(Data excerpts)
+-------+

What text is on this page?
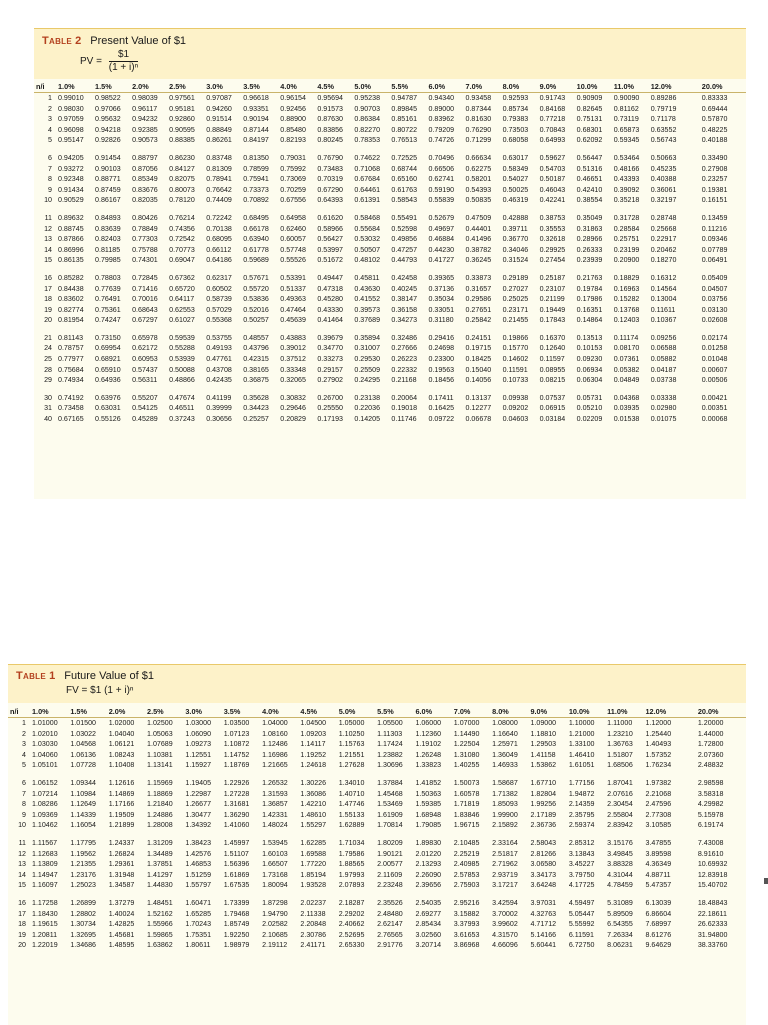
Table 2 Present Value of $1
PV = $\frac{\$1}{\text{(1 + i)ⁿ}}$
n/i	1.0%	1.5%	2.0%	2.5%	3.0%	3.5%	4.0%	4.5%	5.0%	5.5%	6.0%	7.0%	8.0%	9.0%	10.0%	11.0%	12.0%	20.0%
1	0.99010	0.98522	0.98039	0.97561	0.97087	0.96618	0.96154	0.95694	0.95238	0.94787	0.94340	0.93458	0.92593	0.91743	0.90909	0.90090	0.89286	0.83333
2	0.98030	0.97066	0.96117	0.95181	0.94260	0.93351	0.92456	0.91573	0.90703	0.89845	0.89000	0.87344	0.85734	0.84168	0.82645	0.81162	0.79719	0.69444
3	0.97059	0.95632	0.94232	0.92860	0.91514	0.90194	0.88900	0.87630	0.86384	0.85161	0.83962	0.81630	0.79383	0.77218	0.75131	0.73119	0.71178	0.57870
4	0.96098	0.94218	0.92385	0.90595	0.88849	0.87144	0.85480	0.83856	0.82270	0.80722	0.79209	0.76290	0.73503	0.70843	0.68301	0.65873	0.63552	0.48225
5	0.95147	0.92826	0.90573	0.88385	0.86261	0.84197	0.82193	0.80245	0.78353	0.76513	0.74726	0.71299	0.68058	0.64993	0.62092	0.59345	0.56743	0.40188

6	0.94205	0.91454	0.88797	0.86230	0.83748	0.81350	0.79031	0.76790	0.74622	0.72525	0.70496	0.66634	0.63017	0.59627	0.56447	0.53464	0.50663	0.33490
7	0.93272	0.90103	0.87056	0.84127	0.81309	0.78599	0.75992	0.73483	0.71068	0.68744	0.66506	0.62275	0.58349	0.54703	0.51316	0.48166	0.45235	0.27908
8	0.92348	0.88771	0.85349	0.82075	0.78941	0.75941	0.73069	0.70319	0.67684	0.65160	0.62741	0.58201	0.54027	0.50187	0.46651	0.43393	0.40388	0.23257
9	0.91434	0.87459	0.83676	0.80073	0.76642	0.73373	0.70259	0.67290	0.64461	0.61763	0.59190	0.54393	0.50025	0.46043	0.42410	0.39092	0.36061	0.19381
10	0.90529	0.86167	0.82035	0.78120	0.74409	0.70892	0.67556	0.64393	0.61391	0.58543	0.55839	0.50835	0.46319	0.42241	0.38554	0.35218	0.32197	0.16151

11	0.89632	0.84893	0.80426	0.76214	0.72242	0.68495	0.64958	0.61620	0.58468	0.55491	0.52679	0.47509	0.42888	0.38753	0.35049	0.31728	0.28748	0.13459
12	0.88745	0.83639	0.78849	0.74356	0.70138	0.66178	0.62460	0.58966	0.55684	0.52598	0.49697	0.44401	0.39711	0.35553	0.31863	0.28584	0.25668	0.11216
13	0.87866	0.82403	0.77303	0.72542	0.68095	0.63940	0.60057	0.56427	0.53032	0.49856	0.46884	0.41496	0.36770	0.32618	0.28966	0.25751	0.22917	0.09346
14	0.86996	0.81185	0.75788	0.70773	0.66112	0.61778	0.57748	0.53997	0.50507	0.47257	0.44230	0.38782	0.34046	0.29925	0.26333	0.23199	0.20462	0.07789
15	0.86135	0.79985	0.74301	0.69047	0.64186	0.59689	0.55526	0.51672	0.48102	0.44793	0.41727	0.36245	0.31524	0.27454	0.23939	0.20900	0.18270	0.06491

16	0.85282	0.78803	0.72845	0.67362	0.62317	0.57671	0.53391	0.49447	0.45811	0.42458	0.39365	0.33873	0.29189	0.25187	0.21763	0.18829	0.16312	0.05409
17	0.84438	0.77639	0.71416	0.65720	0.60502	0.55720	0.51337	0.47318	0.43630	0.40245	0.37136	0.31657	0.27027	0.23107	0.19784	0.16963	0.14564	0.04507
18	0.83602	0.76491	0.70016	0.64117	0.58739	0.53836	0.49363	0.45280	0.41552	0.38147	0.35034	0.29586	0.25025	0.21199	0.17986	0.15282	0.13004	0.03756
19	0.82774	0.75361	0.68643	0.62553	0.57029	0.52016	0.47464	0.43330	0.39573	0.36158	0.33051	0.27651	0.23171	0.19449	0.16351	0.13768	0.11611	0.03130
20	0.81954	0.74247	0.67297	0.61027	0.55368	0.50257	0.45639	0.41464	0.37689	0.34273	0.31180	0.25842	0.21455	0.17843	0.14864	0.12403	0.10367	0.02608

21	0.81143	0.73150	0.65978	0.59539	0.53755	0.48557	0.43883	0.39679	0.35894	0.32486	0.29416	0.24151	0.19866	0.16370	0.13513	0.11174	0.09256	0.02174
24	0.78757	0.69954	0.62172	0.55288	0.49193	0.43796	0.39012	0.34770	0.31007	0.27666	0.24698	0.19715	0.15770	0.12640	0.10153	0.08170	0.06588	0.01258
25	0.77977	0.68921	0.60953	0.53939	0.47761	0.42315	0.37512	0.33273	0.29530	0.26223	0.23300	0.18425	0.14602	0.11597	0.09230	0.07361	0.05882	0.01048
28	0.75684	0.65910	0.57437	0.50088	0.43708	0.38165	0.33348	0.29157	0.25509	0.22332	0.19563	0.15040	0.11591	0.08955	0.06934	0.05382	0.04187	0.00607
29	0.74934	0.64936	0.56311	0.48866	0.42435	0.36875	0.32065	0.27902	0.24295	0.21168	0.18456	0.14056	0.10733	0.08215	0.06304	0.04849	0.03738	0.00506

30	0.74192	0.63976	0.55207	0.47674	0.41199	0.35628	0.30832	0.26700	0.23138	0.20064	0.17411	0.13137	0.09938	0.07537	0.05731	0.04368	0.03338	0.00421
31	0.73458	0.63031	0.54125	0.46511	0.39999	0.34423	0.29646	0.25550	0.22036	0.19018	0.16425	0.12277	0.09202	0.06915	0.05210	0.03935	0.02980	0.00351
40	0.67165	0.55126	0.45289	0.37243	0.30656	0.25257	0.20829	0.17193	0.14205	0.11746	0.09722	0.06678	0.04603	0.03184	0.02209	0.01538	0.01075	0.00068
Table 1 Future Value of $1
FV = $1 (1 + i)ⁿ
n/i	1.0%	1.5%	2.0%	2.5%	3.0%	3.5%	4.0%	4.5%	5.0%	5.5%	6.0%	7.0%	8.0%	9.0%	10.0%	11.0%	12.0%	20.0%
1	1.01000	1.01500	1.02000	1.02500	1.03000	1.03500	1.04000	1.04500	1.05000	1.05500	1.06000	1.07000	1.08000	1.09000	1.10000	1.11000	1.12000	1.20000
2	1.02010	1.03022	1.04040	1.05063	1.06090	1.07123	1.08160	1.09203	1.10250	1.11303	1.12360	1.14490	1.16640	1.18810	1.21000	1.23210	1.25440	1.44000
3	1.03030	1.04568	1.06121	1.07689	1.09273	1.10872	1.12486	1.14117	1.15763	1.17424	1.19102	1.22504	1.25971	1.29503	1.33100	1.36763	1.40493	1.72800
4	1.04060	1.06136	1.08243	1.10381	1.12551	1.14752	1.16986	1.19252	1.21551	1.23882	1.26248	1.31080	1.36049	1.41158	1.46410	1.51807	1.57352	2.07360
5	1.05101	1.07728	1.10408	1.13141	1.15927	1.18769	1.21665	1.24618	1.27628	1.30696	1.33823	1.40255	1.46933	1.53862	1.61051	1.68506	1.76234	2.48832

6	1.06152	1.09344	1.12616	1.15969	1.19405	1.22926	1.26532	1.30226	1.34010	1.37884	1.41852	1.50073	1.58687	1.67710	1.77156	1.87041	1.97382	2.98598
7	1.07214	1.10984	1.14869	1.18869	1.22987	1.27228	1.31593	1.36086	1.40710	1.45468	1.50363	1.60578	1.71382	1.82804	1.94872	2.07616	2.21068	3.58318
8	1.08286	1.12649	1.17166	1.21840	1.26677	1.31681	1.36857	1.42210	1.47746	1.53469	1.59385	1.71819	1.85093	1.99256	2.14359	2.30454	2.47596	4.29982
9	1.09369	1.14339	1.19509	1.24886	1.30477	1.36290	1.42331	1.48610	1.55133	1.61909	1.68948	1.83846	1.99900	2.17189	2.35795	2.55804	2.77308	5.15978
10	1.10462	1.16054	1.21899	1.28008	1.34392	1.41060	1.48024	1.55297	1.62889	1.70814	1.79085	1.96715	2.15892	2.36736	2.59374	2.83942	3.10585	6.19174

11	1.11567	1.17795	1.24337	1.31209	1.38423	1.45997	1.53945	1.62285	1.71034	1.80209	1.89830	2.10485	2.33164	2.58043	2.85312	3.15176	3.47855	7.43008
12	1.12683	1.19562	1.26824	1.34489	1.42576	1.51107	1.60103	1.69588	1.79586	1.90121	2.01220	2.25219	2.51817	2.81266	3.13843	3.49845	3.89598	8.91610
13	1.13809	1.21355	1.29361	1.37851	1.46853	1.56396	1.66507	1.77220	1.88565	2.00577	2.13293	2.40985	2.71962	3.06580	3.45227	3.88328	4.36349	10.69932
14	1.14947	1.23176	1.31948	1.41297	1.51259	1.61869	1.73168	1.85194	1.97993	2.11609	2.26090	2.57853	2.93719	3.34173	3.79750	4.31044	4.88711	12.83918
15	1.16097	1.25023	1.34587	1.44830	1.55797	1.67535	1.80094	1.93528	2.07893	2.23248	2.39656	2.75903	3.17217	3.64248	4.17725	4.78459	5.47357	15.40702

16	1.17258	1.26899	1.37279	1.48451	1.60471	1.73399	1.87298	2.02237	2.18287	2.35526	2.54035	2.95216	3.42594	3.97031	4.59497	5.31089	6.13039	18.48843
17	1.18430	1.28802	1.40024	1.52162	1.65285	1.79468	1.94790	2.11338	2.29202	2.48480	2.69277	3.15882	3.70002	4.32763	5.05447	5.89509	6.86604	22.18611
18	1.19615	1.30734	1.42825	1.55966	1.70243	1.85749	2.02582	2.20848	2.40662	2.62147	2.85434	3.37993	3.99602	4.71712	5.55992	6.54355	7.68997	26.62333
19	1.20811	1.32695	1.45681	1.59865	1.75351	1.92250	2.10685	2.30786	2.52695	2.76565	3.02560	3.61653	4.31570	5.14166	6.11591	7.26334	8.61276	31.94800
20	1.22019	1.34686	1.48595	1.63862	1.80611	1.98979	2.19112	2.41171	2.65330	2.91776	3.20714	3.86968	4.66096	5.60441	6.72750	8.06231	9.64629	38.33760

+-------+

_Stated exercise_
Copy each line above that contains the word "Table".

_Final result_
Table 2 Present Value of $1
Table 1 Future Value of $1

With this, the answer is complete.